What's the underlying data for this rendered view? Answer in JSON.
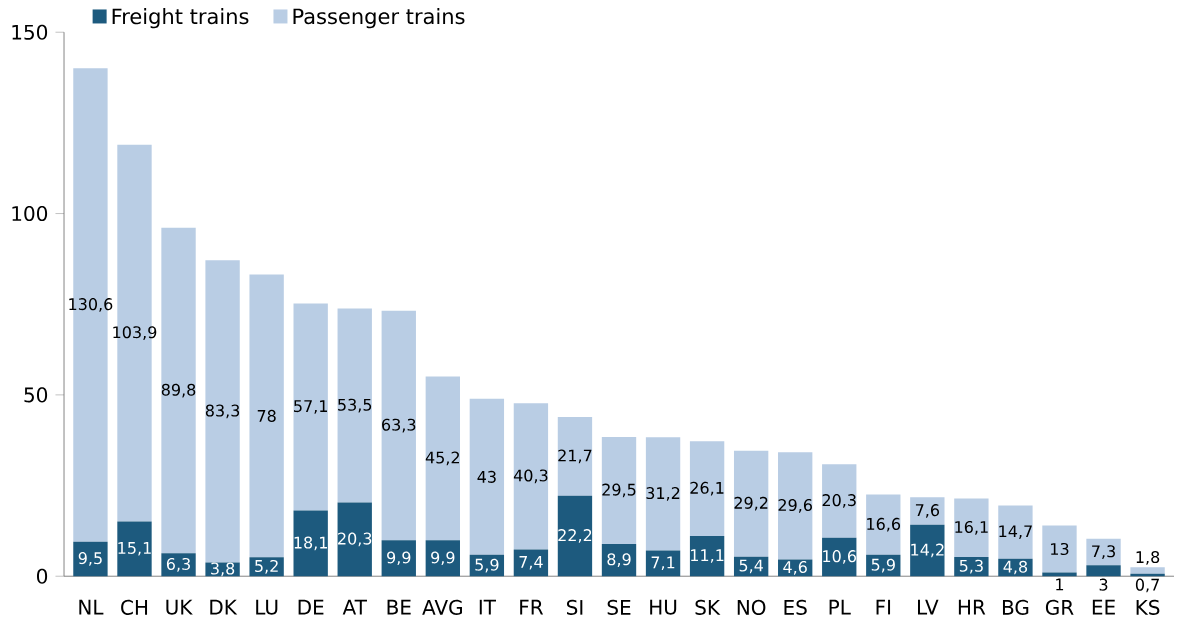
{
  "chart_data": {
    "type": "bar",
    "stacked": true,
    "categories": [
      "NL",
      "CH",
      "UK",
      "DK",
      "LU",
      "DE",
      "AT",
      "BE",
      "AVG",
      "IT",
      "FR",
      "SI",
      "SE",
      "HU",
      "SK",
      "NO",
      "ES",
      "PL",
      "FI",
      "LV",
      "HR",
      "BG",
      "GR",
      "EE",
      "KS"
    ],
    "series": [
      {
        "name": "Freight trains",
        "color": "#1d5a7e",
        "values": [
          9.5,
          15.1,
          6.3,
          3.8,
          5.2,
          18.1,
          20.3,
          9.9,
          9.9,
          5.9,
          7.4,
          22.2,
          8.9,
          7.1,
          11.1,
          5.4,
          4.6,
          10.6,
          5.9,
          14.2,
          5.3,
          4.8,
          1,
          3,
          0.7
        ],
        "value_labels": [
          "9,5",
          "15,1",
          "6,3",
          "3,8",
          "5,2",
          "18,1",
          "20,3",
          "9,9",
          "9,9",
          "5,9",
          "7,4",
          "22,2",
          "8,9",
          "7,1",
          "11,1",
          "5,4",
          "4,6",
          "10,6",
          "5,9",
          "14,2",
          "5,3",
          "4,8",
          "1",
          "3",
          "0,7"
        ]
      },
      {
        "name": "Passenger trains",
        "color": "#b9cde4",
        "values": [
          130.6,
          103.9,
          89.8,
          83.3,
          78,
          57.1,
          53.5,
          63.3,
          45.2,
          43,
          40.3,
          21.7,
          29.5,
          31.2,
          26.1,
          29.2,
          29.6,
          20.3,
          16.6,
          7.6,
          16.1,
          14.7,
          13,
          7.3,
          1.8
        ],
        "value_labels": [
          "130,6",
          "103,9",
          "89,8",
          "83,3",
          "78",
          "57,1",
          "53,5",
          "63,3",
          "45,2",
          "43",
          "40,3",
          "21,7",
          "29,5",
          "31,2",
          "26,1",
          "29,2",
          "29,6",
          "20,3",
          "16,6",
          "7,6",
          "16,1",
          "14,7",
          "13",
          "7,3",
          "1,8"
        ]
      }
    ],
    "ylim": [
      0,
      150
    ],
    "yticks": [
      0,
      50,
      100,
      150
    ],
    "grid": false,
    "legend": "top left"
  }
}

***

Go through the material and copy out every line with "trains" in it.

Task result:
        "name": "Freight trains",
        "name": "Passenger trains",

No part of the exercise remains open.